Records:

..........

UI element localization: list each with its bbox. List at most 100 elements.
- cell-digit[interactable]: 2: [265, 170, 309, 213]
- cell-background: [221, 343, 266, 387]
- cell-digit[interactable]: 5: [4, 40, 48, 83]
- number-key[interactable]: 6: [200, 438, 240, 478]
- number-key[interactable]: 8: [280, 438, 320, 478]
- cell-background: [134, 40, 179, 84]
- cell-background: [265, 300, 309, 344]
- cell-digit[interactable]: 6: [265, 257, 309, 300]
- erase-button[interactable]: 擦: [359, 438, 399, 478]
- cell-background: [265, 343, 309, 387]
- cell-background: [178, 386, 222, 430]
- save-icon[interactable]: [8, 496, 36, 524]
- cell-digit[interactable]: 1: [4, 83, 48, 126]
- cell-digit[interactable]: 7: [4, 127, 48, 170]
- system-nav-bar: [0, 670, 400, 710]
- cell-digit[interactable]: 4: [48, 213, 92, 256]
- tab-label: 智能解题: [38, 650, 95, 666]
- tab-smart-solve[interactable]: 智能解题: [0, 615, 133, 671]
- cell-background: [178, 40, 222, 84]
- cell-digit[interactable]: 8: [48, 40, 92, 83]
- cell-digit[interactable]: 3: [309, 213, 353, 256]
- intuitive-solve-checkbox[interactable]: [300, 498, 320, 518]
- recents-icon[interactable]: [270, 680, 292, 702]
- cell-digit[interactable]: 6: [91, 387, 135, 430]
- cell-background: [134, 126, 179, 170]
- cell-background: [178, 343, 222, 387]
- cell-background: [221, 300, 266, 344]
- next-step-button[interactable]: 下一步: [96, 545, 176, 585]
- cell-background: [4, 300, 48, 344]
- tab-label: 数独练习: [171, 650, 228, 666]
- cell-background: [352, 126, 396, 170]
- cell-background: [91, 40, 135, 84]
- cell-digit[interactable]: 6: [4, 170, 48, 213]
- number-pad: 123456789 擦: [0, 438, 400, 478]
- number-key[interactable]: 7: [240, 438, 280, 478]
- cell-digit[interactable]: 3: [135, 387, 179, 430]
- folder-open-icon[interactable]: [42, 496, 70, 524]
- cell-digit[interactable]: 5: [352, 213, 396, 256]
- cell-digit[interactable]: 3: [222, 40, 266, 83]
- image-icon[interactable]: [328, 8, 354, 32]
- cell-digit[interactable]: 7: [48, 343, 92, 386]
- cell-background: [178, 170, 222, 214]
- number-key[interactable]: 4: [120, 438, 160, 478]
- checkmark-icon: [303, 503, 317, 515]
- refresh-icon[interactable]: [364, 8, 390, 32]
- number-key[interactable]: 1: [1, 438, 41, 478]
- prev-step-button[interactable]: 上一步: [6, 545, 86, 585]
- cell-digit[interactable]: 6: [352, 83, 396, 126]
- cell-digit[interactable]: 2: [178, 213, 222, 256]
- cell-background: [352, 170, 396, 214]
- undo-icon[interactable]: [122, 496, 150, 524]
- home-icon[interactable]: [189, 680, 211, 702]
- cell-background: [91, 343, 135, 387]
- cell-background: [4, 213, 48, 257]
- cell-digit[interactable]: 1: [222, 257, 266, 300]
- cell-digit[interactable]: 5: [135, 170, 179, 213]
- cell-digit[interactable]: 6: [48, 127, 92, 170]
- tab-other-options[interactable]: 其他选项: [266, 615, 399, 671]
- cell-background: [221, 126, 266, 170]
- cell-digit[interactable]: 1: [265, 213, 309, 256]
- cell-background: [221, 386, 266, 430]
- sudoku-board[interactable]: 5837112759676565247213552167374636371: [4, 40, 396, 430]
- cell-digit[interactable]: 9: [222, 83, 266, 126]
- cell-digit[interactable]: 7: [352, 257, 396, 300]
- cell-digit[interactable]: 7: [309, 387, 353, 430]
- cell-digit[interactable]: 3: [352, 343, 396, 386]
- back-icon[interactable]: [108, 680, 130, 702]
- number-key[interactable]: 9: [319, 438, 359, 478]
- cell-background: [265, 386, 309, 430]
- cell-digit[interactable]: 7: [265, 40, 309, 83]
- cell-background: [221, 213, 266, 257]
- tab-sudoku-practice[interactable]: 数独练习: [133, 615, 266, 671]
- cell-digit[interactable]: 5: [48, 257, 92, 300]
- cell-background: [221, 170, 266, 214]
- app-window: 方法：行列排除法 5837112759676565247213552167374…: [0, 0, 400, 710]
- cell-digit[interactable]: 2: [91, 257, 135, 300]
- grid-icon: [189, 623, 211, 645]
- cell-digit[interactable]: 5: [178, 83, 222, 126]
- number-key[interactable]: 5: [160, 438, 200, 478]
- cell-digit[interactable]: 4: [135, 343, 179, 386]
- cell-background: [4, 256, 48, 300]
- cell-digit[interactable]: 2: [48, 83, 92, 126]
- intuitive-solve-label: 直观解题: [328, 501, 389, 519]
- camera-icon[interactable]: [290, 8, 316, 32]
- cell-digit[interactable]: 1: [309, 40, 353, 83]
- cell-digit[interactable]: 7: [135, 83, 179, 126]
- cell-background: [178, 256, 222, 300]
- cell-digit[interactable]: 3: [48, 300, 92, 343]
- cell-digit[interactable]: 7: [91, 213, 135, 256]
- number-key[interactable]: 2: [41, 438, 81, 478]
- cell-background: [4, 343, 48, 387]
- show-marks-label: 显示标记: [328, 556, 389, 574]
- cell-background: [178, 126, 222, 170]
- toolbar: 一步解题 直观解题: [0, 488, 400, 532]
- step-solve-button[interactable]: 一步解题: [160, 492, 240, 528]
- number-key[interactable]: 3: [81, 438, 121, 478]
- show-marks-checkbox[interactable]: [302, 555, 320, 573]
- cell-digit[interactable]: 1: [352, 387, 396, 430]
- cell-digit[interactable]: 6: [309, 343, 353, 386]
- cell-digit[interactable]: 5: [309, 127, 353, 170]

..........

**What needs to be done**
Reproduce every line of the records above verbatim, with no changes.

**Correct output**
UI element localization: list each with its bbox. List at most 100 elements.
- cell-digit[interactable]: 2: [265, 170, 309, 213]
- cell-background: [221, 343, 266, 387]
- cell-digit[interactable]: 5: [4, 40, 48, 83]
- number-key[interactable]: 6: [200, 438, 240, 478]
- number-key[interactable]: 8: [280, 438, 320, 478]
- cell-background: [134, 40, 179, 84]
- cell-background: [265, 300, 309, 344]
- cell-digit[interactable]: 6: [265, 257, 309, 300]
- erase-button[interactable]: 擦: [359, 438, 399, 478]
- cell-background: [265, 343, 309, 387]
- cell-background: [178, 386, 222, 430]
- save-icon[interactable]: [8, 496, 36, 524]
- cell-digit[interactable]: 1: [4, 83, 48, 126]
- cell-digit[interactable]: 7: [4, 127, 48, 170]
- system-nav-bar: [0, 670, 400, 710]
- cell-digit[interactable]: 4: [48, 213, 92, 256]
- tab-label: 智能解题: [38, 650, 95, 666]
- tab-smart-solve[interactable]: 智能解题: [0, 615, 133, 671]
- cell-background: [178, 40, 222, 84]
- cell-digit[interactable]: 8: [48, 40, 92, 83]
- cell-digit[interactable]: 3: [309, 213, 353, 256]
- intuitive-solve-checkbox[interactable]: [300, 498, 320, 518]
- recents-icon[interactable]: [270, 680, 292, 702]
- cell-digit[interactable]: 6: [91, 387, 135, 430]
- cell-background: [134, 126, 179, 170]
- cell-background: [178, 343, 222, 387]
- cell-background: [221, 300, 266, 344]
- next-step-button[interactable]: 下一步: [96, 545, 176, 585]
- cell-background: [4, 300, 48, 344]
- tab-label: 数独练习: [171, 650, 228, 666]
- cell-background: [352, 126, 396, 170]
- cell-background: [91, 40, 135, 84]
- cell-digit[interactable]: 6: [4, 170, 48, 213]
- number-pad: 123456789 擦: [0, 438, 400, 478]
- number-key[interactable]: 7: [240, 438, 280, 478]
- cell-digit[interactable]: 3: [135, 387, 179, 430]
- folder-open-icon[interactable]: [42, 496, 70, 524]
- cell-digit[interactable]: 5: [352, 213, 396, 256]
- cell-digit[interactable]: 3: [222, 40, 266, 83]
- image-icon[interactable]: [328, 8, 354, 32]
- cell-digit[interactable]: 7: [48, 343, 92, 386]
- cell-background: [178, 170, 222, 214]
- number-key[interactable]: 4: [120, 438, 160, 478]
- checkmark-icon: [303, 503, 317, 515]
- refresh-icon[interactable]: [364, 8, 390, 32]
- number-key[interactable]: 1: [1, 438, 41, 478]
- prev-step-button[interactable]: 上一步: [6, 545, 86, 585]
- cell-digit[interactable]: 6: [352, 83, 396, 126]
- cell-digit[interactable]: 2: [178, 213, 222, 256]
- cell-background: [352, 170, 396, 214]
- undo-icon[interactable]: [122, 496, 150, 524]
- home-icon[interactable]: [189, 680, 211, 702]
- cell-background: [91, 343, 135, 387]
- cell-background: [4, 213, 48, 257]
- cell-digit[interactable]: 1: [222, 257, 266, 300]
- cell-digit[interactable]: 5: [135, 170, 179, 213]
- cell-digit[interactable]: 6: [48, 127, 92, 170]
- tab-other-options[interactable]: 其他选项: [266, 615, 399, 671]
- cell-background: [221, 126, 266, 170]
- cell-digit[interactable]: 1: [265, 213, 309, 256]
- cell-background: [221, 386, 266, 430]
- sudoku-board[interactable]: 5837112759676565247213552167374636371: [4, 40, 396, 430]
- cell-digit[interactable]: 9: [222, 83, 266, 126]
- cell-digit[interactable]: 7: [352, 257, 396, 300]
- cell-digit[interactable]: 7: [309, 387, 353, 430]
- cell-digit[interactable]: 3: [352, 343, 396, 386]
- back-icon[interactable]: [108, 680, 130, 702]
- number-key[interactable]: 9: [319, 438, 359, 478]
- cell-background: [265, 386, 309, 430]
- cell-digit[interactable]: 7: [265, 40, 309, 83]
- cell-background: [221, 213, 266, 257]
- tab-sudoku-practice[interactable]: 数独练习: [133, 615, 266, 671]
- cell-digit[interactable]: 5: [48, 257, 92, 300]
- cell-background: [221, 170, 266, 214]
- app-window: 方法：行列排除法 5837112759676565247213552167374…: [0, 0, 400, 710]
- cell-digit[interactable]: 2: [91, 257, 135, 300]
- grid-icon: [189, 623, 211, 645]
- cell-digit[interactable]: 5: [178, 83, 222, 126]
- number-key[interactable]: 5: [160, 438, 200, 478]
- cell-digit[interactable]: 4: [135, 343, 179, 386]
- cell-background: [4, 256, 48, 300]
- cell-digit[interactable]: 2: [48, 83, 92, 126]
- intuitive-solve-label: 直观解题: [328, 501, 389, 519]
- camera-icon[interactable]: [290, 8, 316, 32]
- cell-digit[interactable]: 1: [309, 40, 353, 83]
- cell-digit[interactable]: 7: [135, 83, 179, 126]
- cell-background: [178, 256, 222, 300]
- cell-digit[interactable]: 3: [48, 300, 92, 343]
- cell-digit[interactable]: 7: [91, 213, 135, 256]
- number-key[interactable]: 2: [41, 438, 81, 478]
- cell-background: [4, 343, 48, 387]
- show-marks-label: 显示标记: [328, 556, 389, 574]
- cell-background: [178, 126, 222, 170]
- toolbar: 一步解题 直观解题: [0, 488, 400, 532]
- step-solve-button[interactable]: 一步解题: [160, 492, 240, 528]
- number-key[interactable]: 3: [81, 438, 121, 478]
- show-marks-checkbox[interactable]: [302, 555, 320, 573]
- cell-digit[interactable]: 1: [352, 387, 396, 430]
- cell-digit[interactable]: 6: [309, 343, 353, 386]
- cell-digit[interactable]: 5: [309, 127, 353, 170]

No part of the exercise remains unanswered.